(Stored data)
━━━━━━━━━━━━━━━━
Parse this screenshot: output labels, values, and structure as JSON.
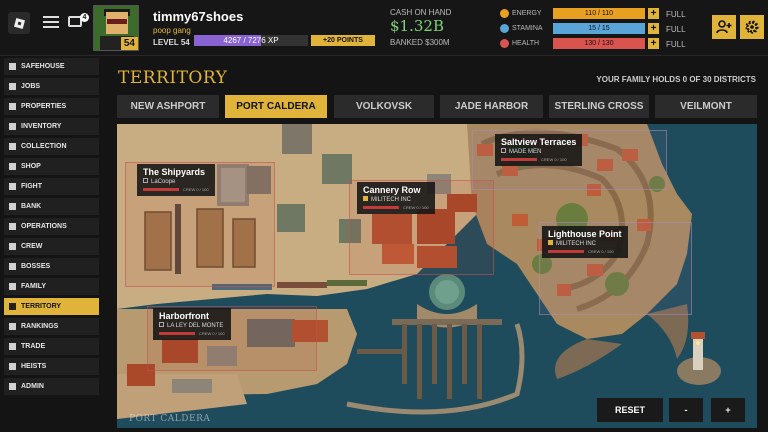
{
  "header": {
    "chat_badge": "4",
    "player": {
      "username": "timmy67shoes",
      "gang": "poop gang",
      "level_badge": "54",
      "level_label": "LEVEL 54"
    },
    "xp": {
      "text": "4267 / 7276 XP",
      "fraction": 0.586
    },
    "points_button": "+20 POINTS",
    "cash": {
      "label": "CASH ON HAND",
      "value": "$1.32B",
      "banked": "BANKED  $300M"
    },
    "stats": [
      {
        "name": "ENERGY",
        "value": "110 / 110",
        "fraction": 1.0,
        "color": "#e8a020",
        "status": "FULL"
      },
      {
        "name": "STAMINA",
        "value": "15 / 15",
        "fraction": 1.0,
        "color": "#5aa5d8",
        "status": "FULL"
      },
      {
        "name": "HEALTH",
        "value": "130 / 130",
        "fraction": 1.0,
        "color": "#d9534f",
        "status": "FULL"
      }
    ],
    "buttons": {
      "plus": "+"
    }
  },
  "sidebar": {
    "items": [
      {
        "label": "SAFEHOUSE",
        "icon": "house-icon",
        "active": false
      },
      {
        "label": "JOBS",
        "icon": "briefcase-icon",
        "active": false
      },
      {
        "label": "PROPERTIES",
        "icon": "building-icon",
        "active": false
      },
      {
        "label": "INVENTORY",
        "icon": "box-icon",
        "active": false
      },
      {
        "label": "COLLECTION",
        "icon": "collection-icon",
        "active": false
      },
      {
        "label": "SHOP",
        "icon": "cart-icon",
        "active": false
      },
      {
        "label": "FIGHT",
        "icon": "swords-icon",
        "active": false
      },
      {
        "label": "BANK",
        "icon": "bank-icon",
        "active": false
      },
      {
        "label": "OPERATIONS",
        "icon": "target-icon",
        "active": false
      },
      {
        "label": "CREW",
        "icon": "crew-icon",
        "active": false
      },
      {
        "label": "BOSSES",
        "icon": "crown-icon",
        "active": false
      },
      {
        "label": "FAMILY",
        "icon": "family-icon",
        "active": false
      },
      {
        "label": "TERRITORY",
        "icon": "flag-icon",
        "active": true
      },
      {
        "label": "RANKINGS",
        "icon": "chart-icon",
        "active": false
      },
      {
        "label": "TRADE",
        "icon": "trade-icon",
        "active": false
      },
      {
        "label": "HEISTS",
        "icon": "mask-icon",
        "active": false
      },
      {
        "label": "ADMIN",
        "icon": "shield-icon",
        "active": false
      }
    ]
  },
  "territory": {
    "title": "TERRITORY",
    "districts_info": "YOUR FAMILY HOLDS 0 OF 30 DISTRICTS",
    "tabs": [
      {
        "label": "NEW ASHPORT",
        "active": false
      },
      {
        "label": "PORT CALDERA",
        "active": true
      },
      {
        "label": "VOLKOVSK",
        "active": false
      },
      {
        "label": "JADE HARBOR",
        "active": false
      },
      {
        "label": "STERLING CROSS",
        "active": false
      },
      {
        "label": "VEILMONT",
        "active": false
      }
    ],
    "map_name": "PORT CALDERA",
    "districts": [
      {
        "name": "The Shipyards",
        "owner": "LaCoope",
        "crew": "CREW 0 / 100"
      },
      {
        "name": "Cannery Row",
        "owner": "MILITECH INC",
        "crew": "CREW 0 / 100"
      },
      {
        "name": "Saltview Terraces",
        "owner": "MADE MEN",
        "crew": "CREW 0 / 100"
      },
      {
        "name": "Lighthouse Point",
        "owner": "MILITECH INC",
        "crew": "CREW 0 / 100"
      },
      {
        "name": "Harborfront",
        "owner": "LA LEY DEL MONTE",
        "crew": "CREW 0 / 100"
      }
    ],
    "controls": {
      "reset": "RESET",
      "zoom_out": "-",
      "zoom_in": "+"
    },
    "colors": {
      "accent": "#e0b43a",
      "water": "#1d4a5a",
      "land": "#c9ad82",
      "roof": "#b3522f"
    }
  }
}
━━━━━━━━━━━━━━━━
YOUR GOAL:
Strip the images and reproduce the remaining records precisely.

COMPLETE ANSWER:
Parse this screenshot: output labels, values, and structure as JSON.
{
  "header": {
    "chat_badge": "4",
    "player": {
      "username": "timmy67shoes",
      "gang": "poop gang",
      "level_badge": "54",
      "level_label": "LEVEL 54"
    },
    "xp": {
      "text": "4267 / 7276 XP",
      "fraction": 0.586
    },
    "points_button": "+20 POINTS",
    "cash": {
      "label": "CASH ON HAND",
      "value": "$1.32B",
      "banked": "BANKED  $300M"
    },
    "stats": [
      {
        "name": "ENERGY",
        "value": "110 / 110",
        "fraction": 1.0,
        "color": "#e8a020",
        "status": "FULL"
      },
      {
        "name": "STAMINA",
        "value": "15 / 15",
        "fraction": 1.0,
        "color": "#5aa5d8",
        "status": "FULL"
      },
      {
        "name": "HEALTH",
        "value": "130 / 130",
        "fraction": 1.0,
        "color": "#d9534f",
        "status": "FULL"
      }
    ],
    "buttons": {
      "plus": "+"
    }
  },
  "sidebar": {
    "items": [
      {
        "label": "SAFEHOUSE",
        "icon": "house-icon",
        "active": false
      },
      {
        "label": "JOBS",
        "icon": "briefcase-icon",
        "active": false
      },
      {
        "label": "PROPERTIES",
        "icon": "building-icon",
        "active": false
      },
      {
        "label": "INVENTORY",
        "icon": "box-icon",
        "active": false
      },
      {
        "label": "COLLECTION",
        "icon": "collection-icon",
        "active": false
      },
      {
        "label": "SHOP",
        "icon": "cart-icon",
        "active": false
      },
      {
        "label": "FIGHT",
        "icon": "swords-icon",
        "active": false
      },
      {
        "label": "BANK",
        "icon": "bank-icon",
        "active": false
      },
      {
        "label": "OPERATIONS",
        "icon": "target-icon",
        "active": false
      },
      {
        "label": "CREW",
        "icon": "crew-icon",
        "active": false
      },
      {
        "label": "BOSSES",
        "icon": "crown-icon",
        "active": false
      },
      {
        "label": "FAMILY",
        "icon": "family-icon",
        "active": false
      },
      {
        "label": "TERRITORY",
        "icon": "flag-icon",
        "active": true
      },
      {
        "label": "RANKINGS",
        "icon": "chart-icon",
        "active": false
      },
      {
        "label": "TRADE",
        "icon": "trade-icon",
        "active": false
      },
      {
        "label": "HEISTS",
        "icon": "mask-icon",
        "active": false
      },
      {
        "label": "ADMIN",
        "icon": "shield-icon",
        "active": false
      }
    ]
  },
  "territory": {
    "title": "TERRITORY",
    "districts_info": "YOUR FAMILY HOLDS 0 OF 30 DISTRICTS",
    "tabs": [
      {
        "label": "NEW ASHPORT",
        "active": false
      },
      {
        "label": "PORT CALDERA",
        "active": true
      },
      {
        "label": "VOLKOVSK",
        "active": false
      },
      {
        "label": "JADE HARBOR",
        "active": false
      },
      {
        "label": "STERLING CROSS",
        "active": false
      },
      {
        "label": "VEILMONT",
        "active": false
      }
    ],
    "map_name": "PORT CALDERA",
    "districts": [
      {
        "name": "The Shipyards",
        "owner": "LaCoope",
        "crew": "CREW 0 / 100"
      },
      {
        "name": "Cannery Row",
        "owner": "MILITECH INC",
        "crew": "CREW 0 / 100"
      },
      {
        "name": "Saltview Terraces",
        "owner": "MADE MEN",
        "crew": "CREW 0 / 100"
      },
      {
        "name": "Lighthouse Point",
        "owner": "MILITECH INC",
        "crew": "CREW 0 / 100"
      },
      {
        "name": "Harborfront",
        "owner": "LA LEY DEL MONTE",
        "crew": "CREW 0 / 100"
      }
    ],
    "controls": {
      "reset": "RESET",
      "zoom_out": "-",
      "zoom_in": "+"
    },
    "colors": {
      "accent": "#e0b43a",
      "water": "#1d4a5a",
      "land": "#c9ad82",
      "roof": "#b3522f"
    }
  }
}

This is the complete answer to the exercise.